Dataset entries on figures:
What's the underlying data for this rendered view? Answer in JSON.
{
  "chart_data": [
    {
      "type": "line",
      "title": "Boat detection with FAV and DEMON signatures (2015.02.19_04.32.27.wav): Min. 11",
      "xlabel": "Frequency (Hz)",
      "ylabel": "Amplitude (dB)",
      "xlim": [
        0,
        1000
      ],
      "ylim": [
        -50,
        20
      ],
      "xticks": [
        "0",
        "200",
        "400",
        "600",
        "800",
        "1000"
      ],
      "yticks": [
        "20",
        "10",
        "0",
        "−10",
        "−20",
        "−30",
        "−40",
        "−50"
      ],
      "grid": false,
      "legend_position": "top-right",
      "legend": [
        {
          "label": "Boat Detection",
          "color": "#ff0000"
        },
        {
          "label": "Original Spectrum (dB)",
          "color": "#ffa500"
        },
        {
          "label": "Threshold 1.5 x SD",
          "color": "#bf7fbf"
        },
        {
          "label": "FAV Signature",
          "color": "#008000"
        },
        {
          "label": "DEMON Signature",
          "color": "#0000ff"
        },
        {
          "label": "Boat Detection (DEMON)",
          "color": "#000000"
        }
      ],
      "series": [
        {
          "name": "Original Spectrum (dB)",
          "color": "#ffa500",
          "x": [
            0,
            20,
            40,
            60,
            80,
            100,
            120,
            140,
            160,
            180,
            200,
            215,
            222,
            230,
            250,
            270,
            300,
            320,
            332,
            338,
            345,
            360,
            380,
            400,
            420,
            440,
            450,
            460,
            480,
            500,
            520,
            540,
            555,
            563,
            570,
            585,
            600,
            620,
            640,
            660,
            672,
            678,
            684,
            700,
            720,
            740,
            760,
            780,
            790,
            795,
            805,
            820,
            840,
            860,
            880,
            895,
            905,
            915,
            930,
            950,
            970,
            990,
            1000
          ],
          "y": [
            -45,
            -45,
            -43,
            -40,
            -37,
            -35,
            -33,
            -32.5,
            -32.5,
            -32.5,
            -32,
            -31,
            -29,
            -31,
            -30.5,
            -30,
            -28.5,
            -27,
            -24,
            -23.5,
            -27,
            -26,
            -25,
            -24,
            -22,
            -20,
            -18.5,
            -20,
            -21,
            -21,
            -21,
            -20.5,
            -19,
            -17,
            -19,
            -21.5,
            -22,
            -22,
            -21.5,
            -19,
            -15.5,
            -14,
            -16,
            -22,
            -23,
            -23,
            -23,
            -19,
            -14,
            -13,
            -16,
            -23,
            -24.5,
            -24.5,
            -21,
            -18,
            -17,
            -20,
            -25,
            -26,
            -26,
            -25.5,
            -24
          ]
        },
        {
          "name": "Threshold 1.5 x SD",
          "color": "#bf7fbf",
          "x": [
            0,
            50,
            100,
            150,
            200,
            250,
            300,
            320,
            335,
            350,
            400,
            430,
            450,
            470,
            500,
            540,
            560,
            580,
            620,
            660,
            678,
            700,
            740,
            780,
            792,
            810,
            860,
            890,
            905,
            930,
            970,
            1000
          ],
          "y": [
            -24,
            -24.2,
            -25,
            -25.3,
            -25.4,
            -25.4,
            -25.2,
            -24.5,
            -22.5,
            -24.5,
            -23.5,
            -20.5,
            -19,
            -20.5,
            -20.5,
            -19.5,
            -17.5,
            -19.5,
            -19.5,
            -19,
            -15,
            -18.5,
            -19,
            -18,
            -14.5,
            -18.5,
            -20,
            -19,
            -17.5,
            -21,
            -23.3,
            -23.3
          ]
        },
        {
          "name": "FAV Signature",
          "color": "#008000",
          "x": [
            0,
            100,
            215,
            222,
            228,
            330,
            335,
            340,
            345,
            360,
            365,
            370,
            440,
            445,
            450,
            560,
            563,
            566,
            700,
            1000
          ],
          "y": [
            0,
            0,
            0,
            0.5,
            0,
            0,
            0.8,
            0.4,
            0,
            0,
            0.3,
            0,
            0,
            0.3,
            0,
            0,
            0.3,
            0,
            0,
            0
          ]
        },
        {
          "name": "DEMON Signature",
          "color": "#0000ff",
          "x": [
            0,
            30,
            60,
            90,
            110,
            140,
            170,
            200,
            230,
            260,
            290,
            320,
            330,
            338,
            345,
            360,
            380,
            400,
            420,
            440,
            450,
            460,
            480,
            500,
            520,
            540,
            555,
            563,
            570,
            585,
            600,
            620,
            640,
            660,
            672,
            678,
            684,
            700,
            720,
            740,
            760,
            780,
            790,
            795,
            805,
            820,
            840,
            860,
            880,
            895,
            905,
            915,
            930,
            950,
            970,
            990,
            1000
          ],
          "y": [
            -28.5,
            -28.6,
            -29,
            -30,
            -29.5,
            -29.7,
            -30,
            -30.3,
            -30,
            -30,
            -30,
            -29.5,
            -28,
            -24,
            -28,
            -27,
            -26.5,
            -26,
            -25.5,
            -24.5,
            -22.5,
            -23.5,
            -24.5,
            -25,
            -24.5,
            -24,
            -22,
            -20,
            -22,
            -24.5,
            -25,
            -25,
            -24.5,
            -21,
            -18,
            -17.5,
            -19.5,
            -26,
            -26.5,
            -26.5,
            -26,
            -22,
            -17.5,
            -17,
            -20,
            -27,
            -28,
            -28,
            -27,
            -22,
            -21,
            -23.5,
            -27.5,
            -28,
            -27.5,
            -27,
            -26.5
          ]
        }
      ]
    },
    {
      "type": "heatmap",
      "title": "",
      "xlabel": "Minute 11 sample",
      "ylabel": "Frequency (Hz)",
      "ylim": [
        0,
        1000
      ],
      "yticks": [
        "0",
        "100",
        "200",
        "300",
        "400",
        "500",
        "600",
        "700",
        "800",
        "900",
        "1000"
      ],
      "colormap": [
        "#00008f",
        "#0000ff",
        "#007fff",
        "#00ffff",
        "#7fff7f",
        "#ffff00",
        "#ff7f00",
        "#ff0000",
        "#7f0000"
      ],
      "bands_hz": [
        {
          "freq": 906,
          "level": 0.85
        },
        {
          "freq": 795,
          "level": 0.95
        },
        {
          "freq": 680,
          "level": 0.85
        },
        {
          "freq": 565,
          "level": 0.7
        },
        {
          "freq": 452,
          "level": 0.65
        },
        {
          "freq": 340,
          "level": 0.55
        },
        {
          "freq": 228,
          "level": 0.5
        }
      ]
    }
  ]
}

DESCRIPTION OF THE TASK: Wherever the word "ylabel" occurs in a line of the listing, copy that line.

SOLVED PROBLEM:
      "ylabel": "Amplitude (dB)",
      "ylabel": "Frequency (Hz)",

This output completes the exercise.